WRITTEN TASK:
Go through the listing and copy each line with the string "机器人搬运".

DATASET EXCERPTS:

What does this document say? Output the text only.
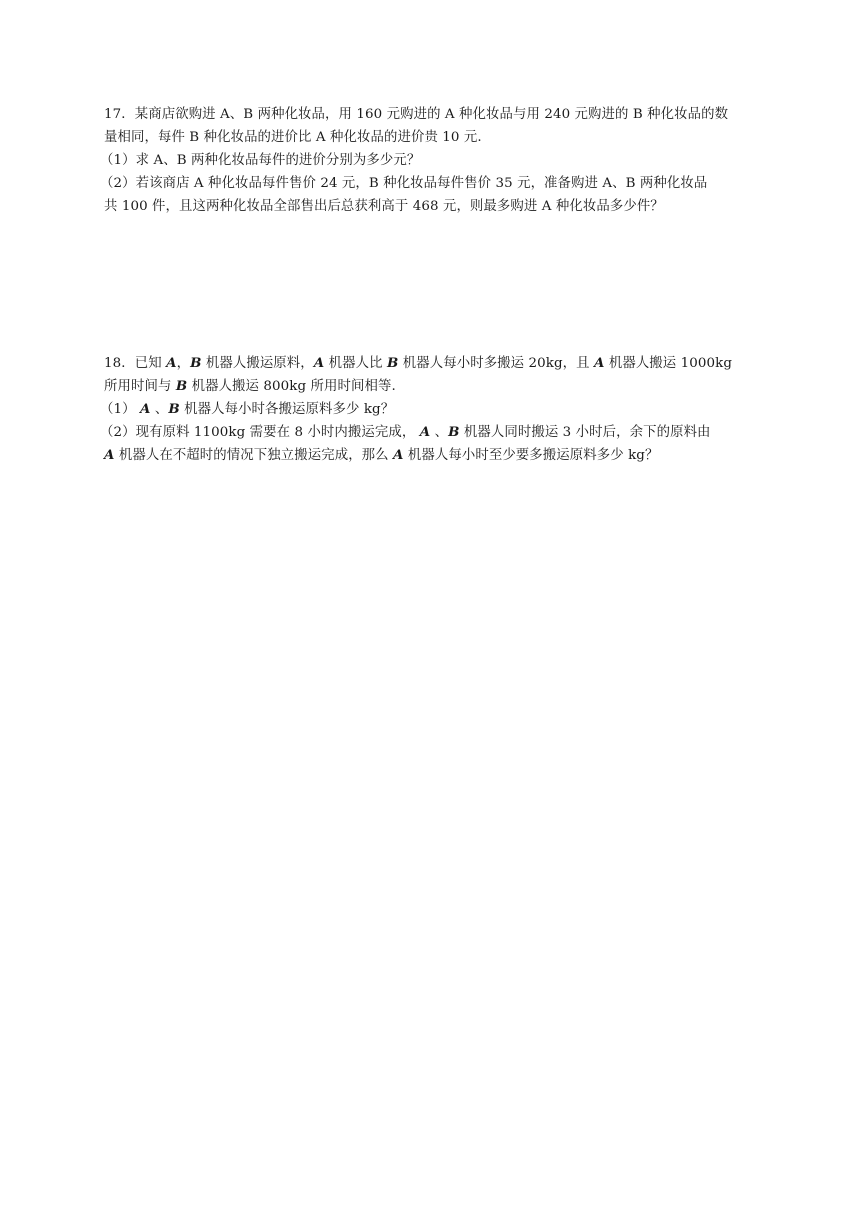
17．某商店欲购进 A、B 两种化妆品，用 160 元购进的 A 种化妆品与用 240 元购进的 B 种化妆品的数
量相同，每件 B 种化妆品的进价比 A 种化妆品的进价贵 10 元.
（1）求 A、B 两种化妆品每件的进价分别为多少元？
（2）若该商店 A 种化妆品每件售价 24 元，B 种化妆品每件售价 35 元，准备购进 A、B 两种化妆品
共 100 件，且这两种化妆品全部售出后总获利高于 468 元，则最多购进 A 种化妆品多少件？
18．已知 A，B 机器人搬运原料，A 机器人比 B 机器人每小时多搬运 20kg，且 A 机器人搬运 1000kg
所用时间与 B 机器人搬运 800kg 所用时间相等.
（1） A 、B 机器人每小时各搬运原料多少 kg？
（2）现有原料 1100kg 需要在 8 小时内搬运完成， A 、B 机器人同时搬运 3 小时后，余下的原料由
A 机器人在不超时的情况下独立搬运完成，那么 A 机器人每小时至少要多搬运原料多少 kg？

TASK OUTPUT:
18．已知 A，B 机器人搬运原料，A 机器人比 B 机器人每小时多搬运 20kg，且 A 机器人搬运 1000kg
所用时间与 B 机器人搬运 800kg 所用时间相等.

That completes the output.